> **Exercise objective**
Retype the data that follows line by line, exactly, and leave its pictures out.

> **Data entries**
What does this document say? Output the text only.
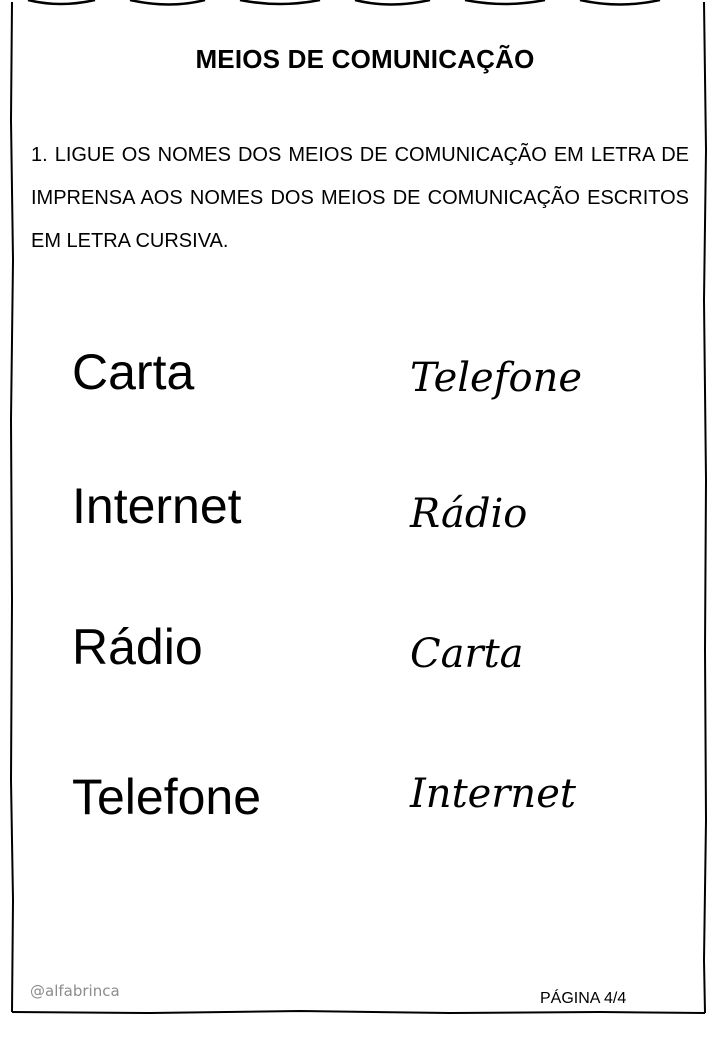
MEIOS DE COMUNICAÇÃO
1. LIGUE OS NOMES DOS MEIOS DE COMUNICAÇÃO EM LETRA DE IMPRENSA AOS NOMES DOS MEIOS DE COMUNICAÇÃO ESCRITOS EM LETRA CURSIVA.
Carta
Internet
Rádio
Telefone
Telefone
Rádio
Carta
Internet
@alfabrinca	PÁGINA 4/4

> **Answer to the exercise**
What does this document say? Output the text only.
MEIOS DE COMUNICAÇÃO
1. LIGUE OS NOMES DOS MEIOS DE COMUNICAÇÃO EM LETRA DE IMPRENSA AOS NOMES DOS MEIOS DE COMUNICAÇÃO ESCRITOS EM LETRA CURSIVA.
Carta
Internet
Rádio
Telefone
Telefone
Rádio
Carta
Internet
@alfabrinca	PÁGINA 4/4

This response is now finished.